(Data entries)
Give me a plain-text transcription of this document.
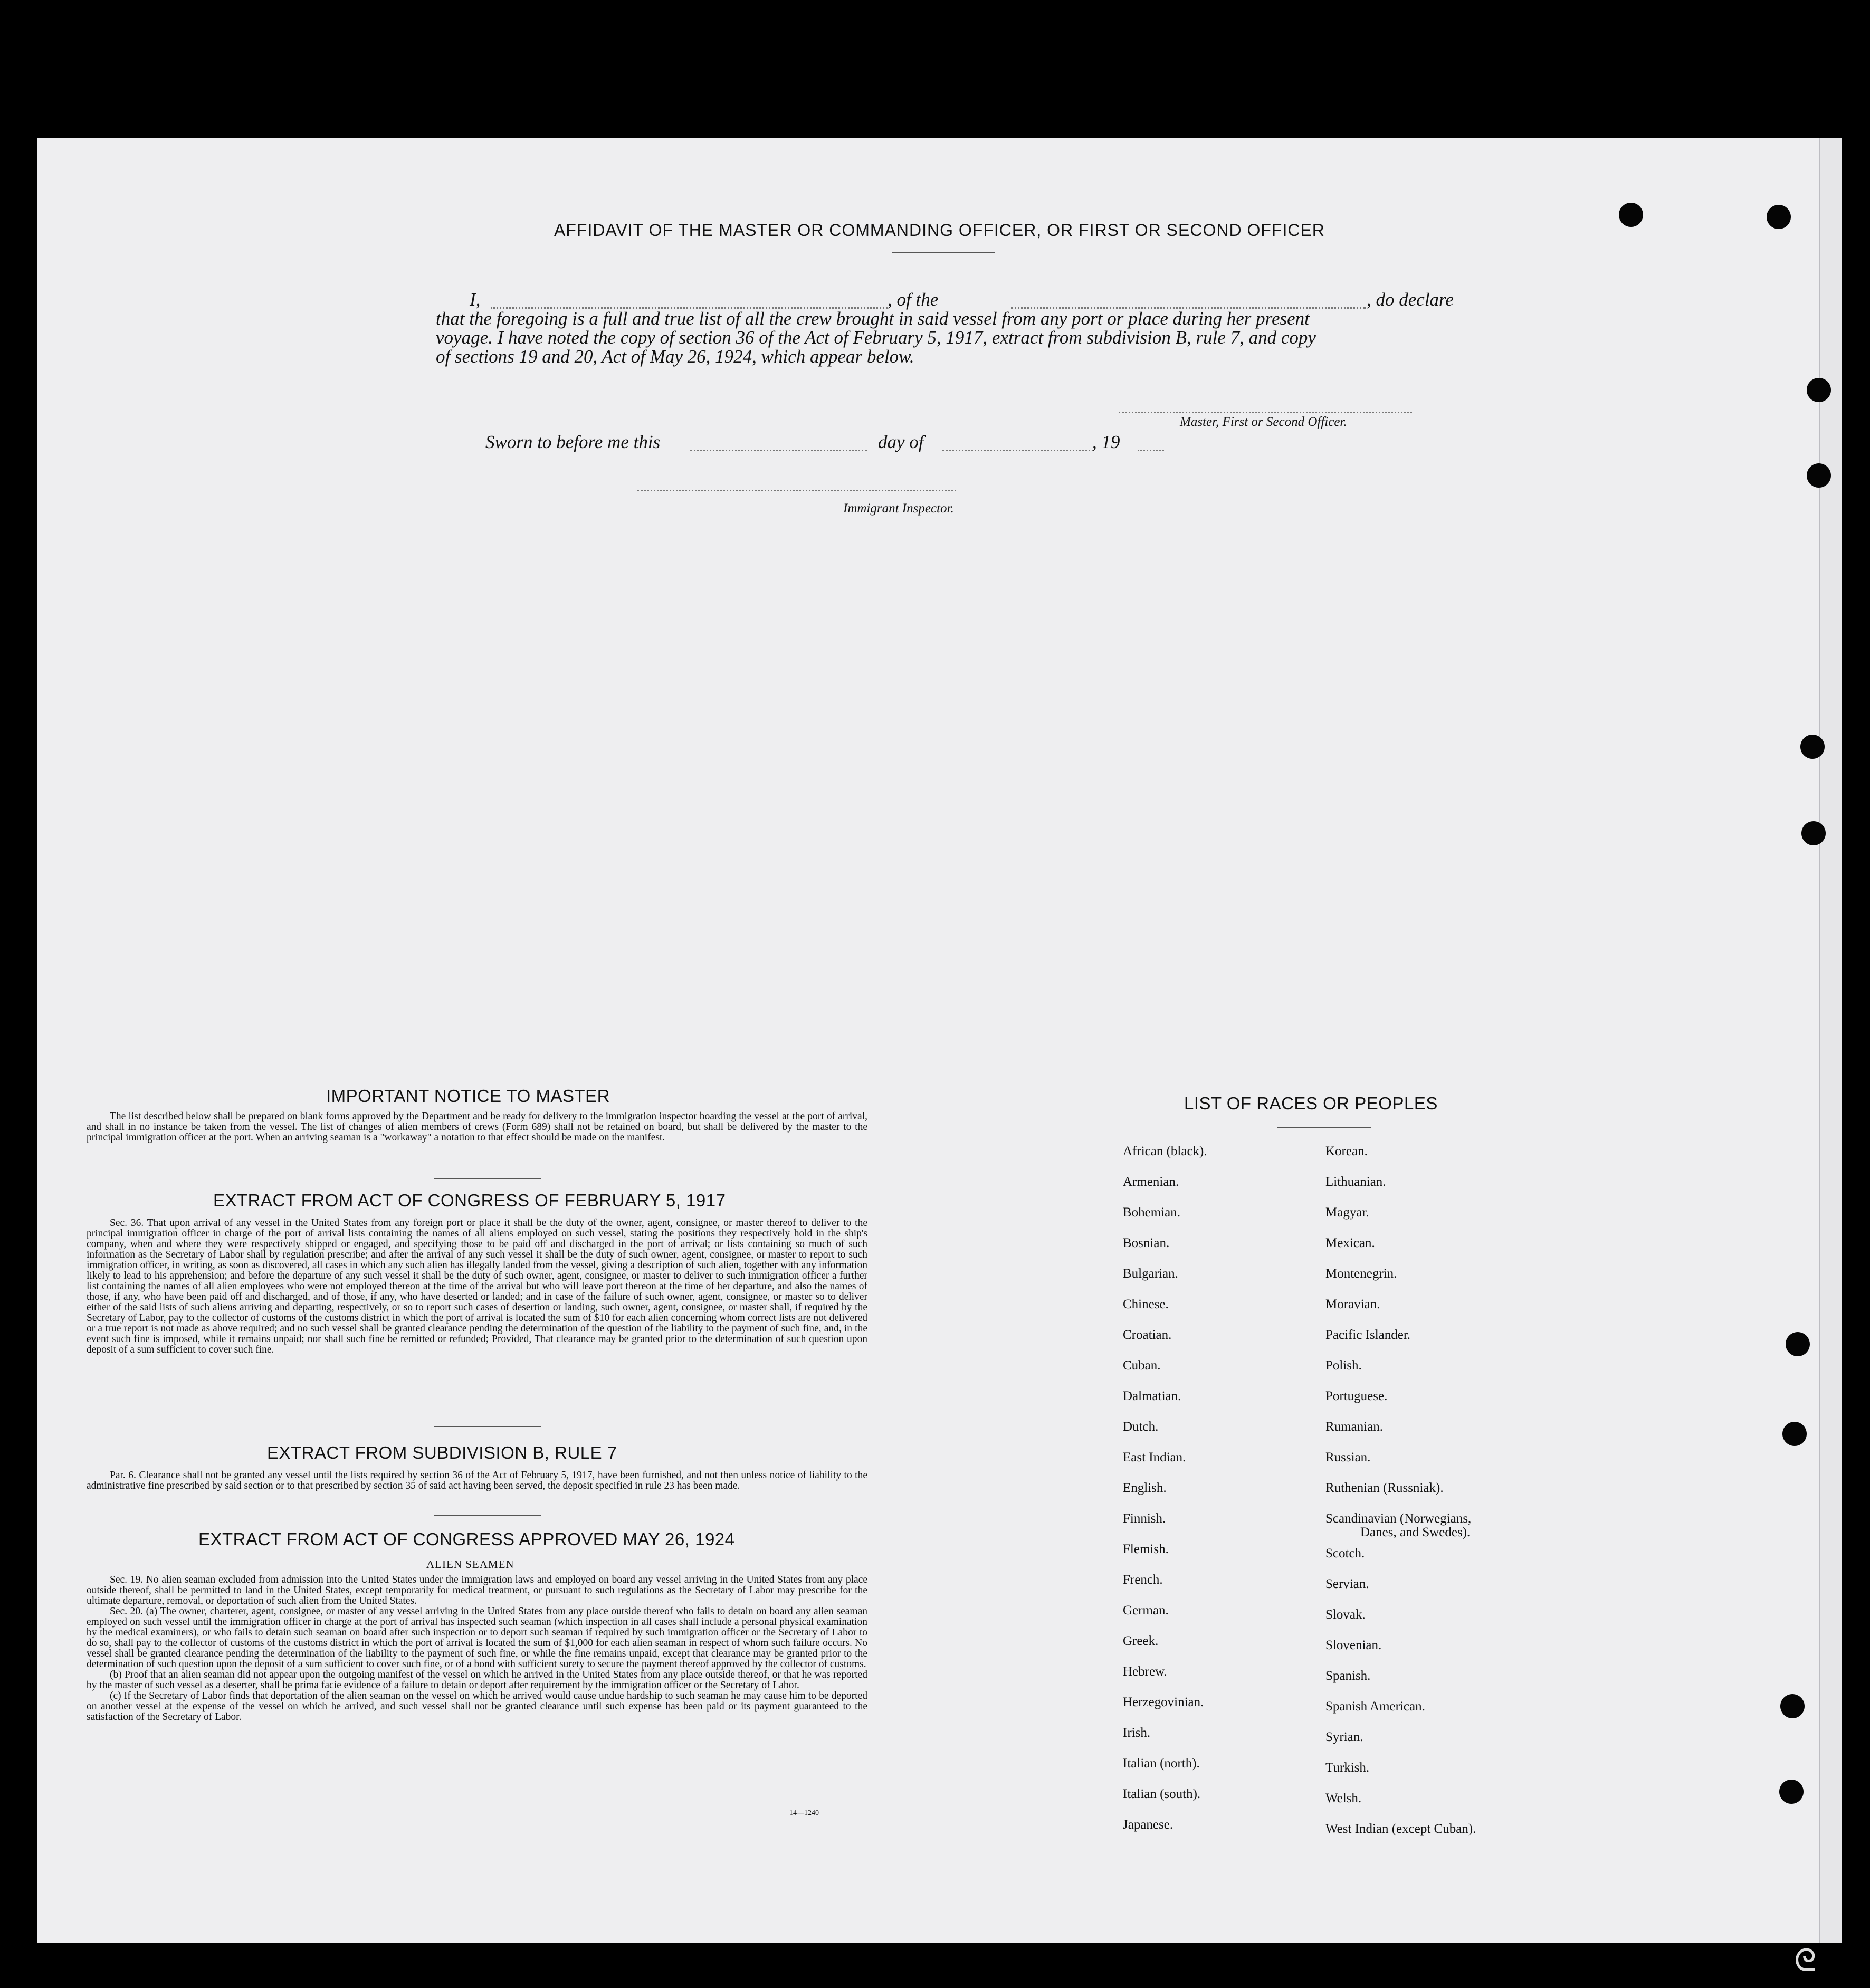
ᘓ
AFFIDAVIT OF THE MASTER OR COMMANDING OFFICER, OR FIRST OR SECOND OFFICER
I,	, of the	, do declare
that the foregoing is a full and true list of all the crew brought in said vessel from any port or place during her present
voyage. I have noted the copy of section 36 of the Act of February 5, 1917, extract from subdivision B, rule 7, and copy
of sections 19 and 20, Act of May 26, 1924, which appear below.
Master, First or Second Officer.
Sworn to before me this	day of	, 19
Immigrant Inspector.
IMPORTANT NOTICE TO MASTER

The list described below shall be prepared on blank forms approved by the Department and be ready for delivery to the immigration inspector boarding the vessel at the port of arrival, and shall in no instance be taken from the vessel. The list of changes of alien members of crews (Form 689) shall not be retained on board, but shall be delivered by the master to the principal immigration officer at the port. When an arriving seaman is a "workaway" a notation to that effect should be made on the manifest.

EXTRACT FROM ACT OF CONGRESS OF FEBRUARY 5, 1917

Sec. 36. That upon arrival of any vessel in the United States from any foreign port or place it shall be the duty of the owner, agent, consignee, or master thereof to deliver to the principal immigration officer in charge of the port of arrival lists containing the names of all aliens employed on such vessel, stating the positions they respectively hold in the ship's company, when and where they were respectively shipped or engaged, and specifying those to be paid off and discharged in the port of arrival; or lists containing so much of such information as the Secretary of Labor shall by regulation prescribe; and after the arrival of any such vessel it shall be the duty of such owner, agent, consignee, or master to report to such immigration officer, in writing, as soon as discovered, all cases in which any such alien has illegally landed from the vessel, giving a description of such alien, together with any information likely to lead to his apprehension; and before the departure of any such vessel it shall be the duty of such owner, agent, consignee, or master to deliver to such immigration officer a further list containing the names of all alien employees who were not employed thereon at the time of the arrival but who will leave port thereon at the time of her departure, and also the names of those, if any, who have been paid off and discharged, and of those, if any, who have deserted or landed; and in case of the failure of such owner, agent, consignee, or master so to deliver either of the said lists of such aliens arriving and departing, respectively, or so to report such cases of desertion or landing, such owner, agent, consignee, or master shall, if required by the Secretary of Labor, pay to the collector of customs of the customs district in which the port of arrival is located the sum of $10 for each alien concerning whom correct lists are not delivered or a true report is not made as above required; and no such vessel shall be granted clearance pending the determination of the question of the liability to the payment of such fine, and, in the event such fine is imposed, while it remains unpaid; nor shall such fine be remitted or refunded; Provided, That clearance may be granted prior to the determination of such question upon deposit of a sum sufficient to cover such fine.

EXTRACT FROM SUBDIVISION B, RULE 7

Par. 6. Clearance shall not be granted any vessel until the lists required by section 36 of the Act of February 5, 1917, have been furnished, and not then unless notice of liability to the administrative fine prescribed by said section or to that prescribed by section 35 of said act having been served, the deposit specified in rule 23 has been made.

EXTRACT FROM ACT OF CONGRESS APPROVED MAY 26, 1924
ALIEN SEAMEN

Sec. 19. No alien seaman excluded from admission into the United States under the immigration laws and employed on board any vessel arriving in the United States from any place outside thereof, shall be permitted to land in the United States, except temporarily for medical treatment, or pursuant to such regulations as the Secretary of Labor may prescribe for the ultimate departure, removal, or deportation of such alien from the United States.

Sec. 20. (a) The owner, charterer, agent, consignee, or master of any vessel arriving in the United States from any place outside thereof who fails to detain on board any alien seaman employed on such vessel until the immigration officer in charge at the port of arrival has inspected such seaman (which inspection in all cases shall include a personal physical examination by the medical examiners), or who fails to detain such seaman on board after such inspection or to deport such seaman if required by such immigration officer or the Secretary of Labor to do so, shall pay to the collector of customs of the customs district in which the port of arrival is located the sum of $1,000 for each alien seaman in respect of whom such failure occurs. No vessel shall be granted clearance pending the determination of the liability to the payment of such fine, or while the fine remains unpaid, except that clearance may be granted prior to the determination of such question upon the deposit of a sum sufficient to cover such fine, or of a bond with sufficient surety to secure the payment thereof approved by the collector of customs.

(b) Proof that an alien seaman did not appear upon the outgoing manifest of the vessel on which he arrived in the United States from any place outside thereof, or that he was reported by the master of such vessel as a deserter, shall be prima facie evidence of a failure to detain or deport after requirement by the immigration officer or the Secretary of Labor.

(c) If the Secretary of Labor finds that deportation of the alien seaman on the vessel on which he arrived would cause undue hardship to such seaman he may cause him to be deported on another vessel at the expense of the vessel on which he arrived, and such vessel shall not be granted clearance until such expense has been paid or its payment guaranteed to the satisfaction of the Secretary of Labor.

14—1240
LIST OF RACES OR PEOPLES
Danes, and Swedes).
African (black).
Armenian.
Bohemian.
Bosnian.
Bulgarian.
Chinese.
Croatian.
Cuban.
Dalmatian.
Dutch.
East Indian.
English.
Finnish.
Flemish.
French.
German.
Greek.
Hebrew.
Herzegovinian.
Irish.
Italian (north).
Italian (south).
Japanese.
Korean.
Lithuanian.
Magyar.
Mexican.
Montenegrin.
Moravian.
Pacific Islander.
Polish.
Portuguese.
Rumanian.
Russian.
Ruthenian (Russniak).
Scandinavian (Norwegians,
Scotch.
Servian.
Slovak.
Slovenian.
Spanish.
Spanish American.
Syrian.
Turkish.
Welsh.
West Indian (except Cuban).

→ **CHALLENGE**
Quote all the lines above exactly as given. Do not include the pictures.

→ **SOLUTION**
Give me a plain-text transcription of this document.
ᘓ
AFFIDAVIT OF THE MASTER OR COMMANDING OFFICER, OR FIRST OR SECOND OFFICER
I,	, of the	, do declare
that the foregoing is a full and true list of all the crew brought in said vessel from any port or place during her present
voyage. I have noted the copy of section 36 of the Act of February 5, 1917, extract from subdivision B, rule 7, and copy
of sections 19 and 20, Act of May 26, 1924, which appear below.
Master, First or Second Officer.
Sworn to before me this	day of	, 19
Immigrant Inspector.
IMPORTANT NOTICE TO MASTER

The list described below shall be prepared on blank forms approved by the Department and be ready for delivery to the immigration inspector boarding the vessel at the port of arrival, and shall in no instance be taken from the vessel. The list of changes of alien members of crews (Form 689) shall not be retained on board, but shall be delivered by the master to the principal immigration officer at the port. When an arriving seaman is a "workaway" a notation to that effect should be made on the manifest.

EXTRACT FROM ACT OF CONGRESS OF FEBRUARY 5, 1917

Sec. 36. That upon arrival of any vessel in the United States from any foreign port or place it shall be the duty of the owner, agent, consignee, or master thereof to deliver to the principal immigration officer in charge of the port of arrival lists containing the names of all aliens employed on such vessel, stating the positions they respectively hold in the ship's company, when and where they were respectively shipped or engaged, and specifying those to be paid off and discharged in the port of arrival; or lists containing so much of such information as the Secretary of Labor shall by regulation prescribe; and after the arrival of any such vessel it shall be the duty of such owner, agent, consignee, or master to report to such immigration officer, in writing, as soon as discovered, all cases in which any such alien has illegally landed from the vessel, giving a description of such alien, together with any information likely to lead to his apprehension; and before the departure of any such vessel it shall be the duty of such owner, agent, consignee, or master to deliver to such immigration officer a further list containing the names of all alien employees who were not employed thereon at the time of the arrival but who will leave port thereon at the time of her departure, and also the names of those, if any, who have been paid off and discharged, and of those, if any, who have deserted or landed; and in case of the failure of such owner, agent, consignee, or master so to deliver either of the said lists of such aliens arriving and departing, respectively, or so to report such cases of desertion or landing, such owner, agent, consignee, or master shall, if required by the Secretary of Labor, pay to the collector of customs of the customs district in which the port of arrival is located the sum of $10 for each alien concerning whom correct lists are not delivered or a true report is not made as above required; and no such vessel shall be granted clearance pending the determination of the question of the liability to the payment of such fine, and, in the event such fine is imposed, while it remains unpaid; nor shall such fine be remitted or refunded; Provided, That clearance may be granted prior to the determination of such question upon deposit of a sum sufficient to cover such fine.

EXTRACT FROM SUBDIVISION B, RULE 7

Par. 6. Clearance shall not be granted any vessel until the lists required by section 36 of the Act of February 5, 1917, have been furnished, and not then unless notice of liability to the administrative fine prescribed by said section or to that prescribed by section 35 of said act having been served, the deposit specified in rule 23 has been made.

EXTRACT FROM ACT OF CONGRESS APPROVED MAY 26, 1924
ALIEN SEAMEN

Sec. 19. No alien seaman excluded from admission into the United States under the immigration laws and employed on board any vessel arriving in the United States from any place outside thereof, shall be permitted to land in the United States, except temporarily for medical treatment, or pursuant to such regulations as the Secretary of Labor may prescribe for the ultimate departure, removal, or deportation of such alien from the United States.

Sec. 20. (a) The owner, charterer, agent, consignee, or master of any vessel arriving in the United States from any place outside thereof who fails to detain on board any alien seaman employed on such vessel until the immigration officer in charge at the port of arrival has inspected such seaman (which inspection in all cases shall include a personal physical examination by the medical examiners), or who fails to detain such seaman on board after such inspection or to deport such seaman if required by such immigration officer or the Secretary of Labor to do so, shall pay to the collector of customs of the customs district in which the port of arrival is located the sum of $1,000 for each alien seaman in respect of whom such failure occurs. No vessel shall be granted clearance pending the determination of the liability to the payment of such fine, or while the fine remains unpaid, except that clearance may be granted prior to the determination of such question upon the deposit of a sum sufficient to cover such fine, or of a bond with sufficient surety to secure the payment thereof approved by the collector of customs.

(b) Proof that an alien seaman did not appear upon the outgoing manifest of the vessel on which he arrived in the United States from any place outside thereof, or that he was reported by the master of such vessel as a deserter, shall be prima facie evidence of a failure to detain or deport after requirement by the immigration officer or the Secretary of Labor.

(c) If the Secretary of Labor finds that deportation of the alien seaman on the vessel on which he arrived would cause undue hardship to such seaman he may cause him to be deported on another vessel at the expense of the vessel on which he arrived, and such vessel shall not be granted clearance until such expense has been paid or its payment guaranteed to the satisfaction of the Secretary of Labor.

14—1240
LIST OF RACES OR PEOPLES
Danes, and Swedes).
African (black).
Armenian.
Bohemian.
Bosnian.
Bulgarian.
Chinese.
Croatian.
Cuban.
Dalmatian.
Dutch.
East Indian.
English.
Finnish.
Flemish.
French.
German.
Greek.
Hebrew.
Herzegovinian.
Irish.
Italian (north).
Italian (south).
Japanese.
Korean.
Lithuanian.
Magyar.
Mexican.
Montenegrin.
Moravian.
Pacific Islander.
Polish.
Portuguese.
Rumanian.
Russian.
Ruthenian (Russniak).
Scandinavian (Norwegians,
Scotch.
Servian.
Slovak.
Slovenian.
Spanish.
Spanish American.
Syrian.
Turkish.
Welsh.
West Indian (except Cuban).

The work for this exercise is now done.